What this task involves. For the listing below, how many lines contain the word "Weinberg"? Answer with only that figure.

Data records.
Content starts

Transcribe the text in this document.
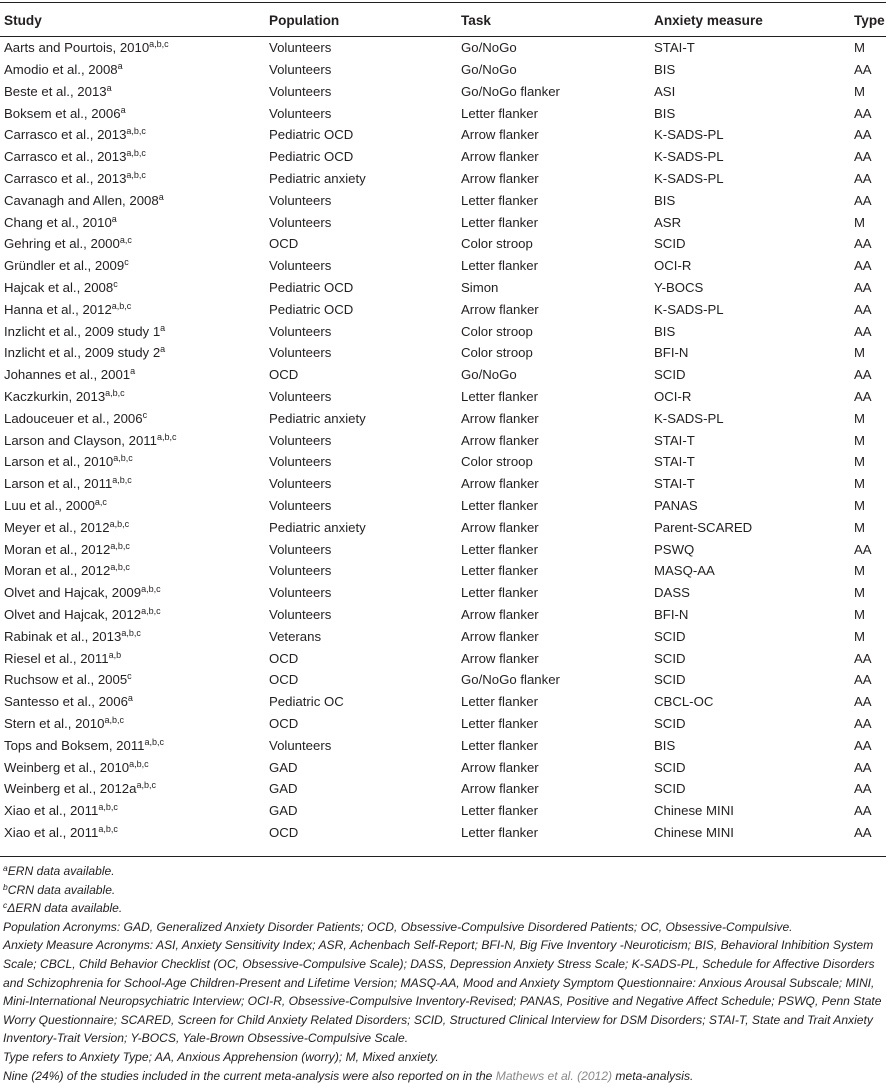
Study	Population	Task	Anxiety measure	Type
Aarts and Pourtois, 2010$^{a,b,c}$	Volunteers	Go/NoGo	STAI-T	M
Amodio et al., 2008$^a$	Volunteers	Go/NoGo	BIS	AA
Beste et al., 2013$^a$	Volunteers	Go/NoGo flanker	ASI	M
Boksem et al., 2006$^a$	Volunteers	Letter flanker	BIS	AA
Carrasco et al., 2013$^{a,b,c}$	Pediatric OCD	Arrow flanker	K-SADS-PL	AA
Carrasco et al., 2013$^{a,b,c}$	Pediatric OCD	Arrow flanker	K-SADS-PL	AA
Carrasco et al., 2013$^{a,b,c}$	Pediatric anxiety	Arrow flanker	K-SADS-PL	AA
Cavanagh and Allen, 2008$^a$	Volunteers	Letter flanker	BIS	AA
Chang et al., 2010$^a$	Volunteers	Letter flanker	ASR	M
Gehring et al., 2000$^{a,c}$	OCD	Color stroop	SCID	AA
Gründler et al., 2009$^c$	Volunteers	Letter flanker	OCI-R	AA
Hajcak et al., 2008$^c$	Pediatric OCD	Simon	Y-BOCS	AA
Hanna et al., 2012$^{a,b,c}$	Pediatric OCD	Arrow flanker	K-SADS-PL	AA
Inzlicht et al., 2009 study 1$^a$	Volunteers	Color stroop	BIS	AA
Inzlicht et al., 2009 study 2$^a$	Volunteers	Color stroop	BFI-N	M
Johannes et al., 2001$^a$	OCD	Go/NoGo	SCID	AA
Kaczkurkin, 2013$^{a,b,c}$	Volunteers	Letter flanker	OCI-R	AA
Ladouceuer et al., 2006$^c$	Pediatric anxiety	Arrow flanker	K-SADS-PL	M
Larson and Clayson, 2011$^{a,b,c}$	Volunteers	Arrow flanker	STAI-T	M
Larson et al., 2010$^{a,b,c}$	Volunteers	Color stroop	STAI-T	M
Larson et al., 2011$^{a,b,c}$	Volunteers	Arrow flanker	STAI-T	M
Luu et al., 2000$^{a,c}$	Volunteers	Letter flanker	PANAS	M
Meyer et al., 2012$^{a,b,c}$	Pediatric anxiety	Arrow flanker	Parent-SCARED	M
Moran et al., 2012$^{a,b,c}$	Volunteers	Letter flanker	PSWQ	AA
Moran et al., 2012$^{a,b,c}$	Volunteers	Letter flanker	MASQ-AA	M
Olvet and Hajcak, 2009$^{a,b,c}$	Volunteers	Letter flanker	DASS	M
Olvet and Hajcak, 2012$^{a,b,c}$	Volunteers	Arrow flanker	BFI-N	M
Rabinak et al., 2013$^{a,b,c}$	Veterans	Arrow flanker	SCID	M
Riesel et al., 2011$^{a,b}$	OCD	Arrow flanker	SCID	AA
Ruchsow et al., 2005$^c$	OCD	Go/NoGo flanker	SCID	AA
Santesso et al., 2006$^a$	Pediatric OC	Letter flanker	CBCL-OC	AA
Stern et al., 2010$^{a,b,c}$	OCD	Letter flanker	SCID	AA
Tops and Boksem, 2011$^{a,b,c}$	Volunteers	Letter flanker	BIS	AA
Weinberg et al., 2010$^{a,b,c}$	GAD	Arrow flanker	SCID	AA
Weinberg et al., $2012a^{a,b,c}$	GAD	Arrow flanker	SCID	AA
Xiao et al., 2011$^{a,b,c}$	GAD	Letter flanker	Chinese MINI	AA
Xiao et al., 2011$^{a,b,c}$	OCD	Letter flanker	Chinese MINI	AA
$^a$ERN data available.
$^b$CRN data available.
$^c$ΔERN data available.
Population Acronyms: GAD, Generalized Anxiety Disorder Patients; OCD, Obsessive-Compulsive Disordered Patients; OC, Obsessive-Compulsive.
Anxiety Measure Acronyms: ASI, Anxiety Sensitivity Index; ASR, Achenbach Self-Report; BFI-N, Big Five Inventory -Neuroticism; BIS, Behavioral Inhibition System
Scale; CBCL, Child Behavior Checklist (OC, Obsessive-Compulsive Scale); DASS, Depression Anxiety Stress Scale; K-SADS-PL, Schedule for Affective Disorders
and Schizophrenia for School-Age Children-Present and Lifetime Version; MASQ-AA, Mood and Anxiety Symptom Questionnaire: Anxious Arousal Subscale; MINI,
Mini-International Neuropsychiatric Interview; OCI-R, Obsessive-Compulsive Inventory-Revised; PANAS, Positive and Negative Affect Schedule; PSWQ, Penn State
Worry Questionnaire; SCARED, Screen for Child Anxiety Related Disorders; SCID, Structured Clinical Interview for DSM Disorders; STAI-T, State and Trait Anxiety
Inventory-Trait Version; Y-BOCS, Yale-Brown Obsessive-Compulsive Scale.
Type refers to Anxiety Type; AA, Anxious Apprehension (worry); M, Mixed anxiety.
Nine (24%) of the studies included in the current meta-analysis were also reported on in the Mathews et al. (2012) meta-analysis.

Content ends

Output for this task. 2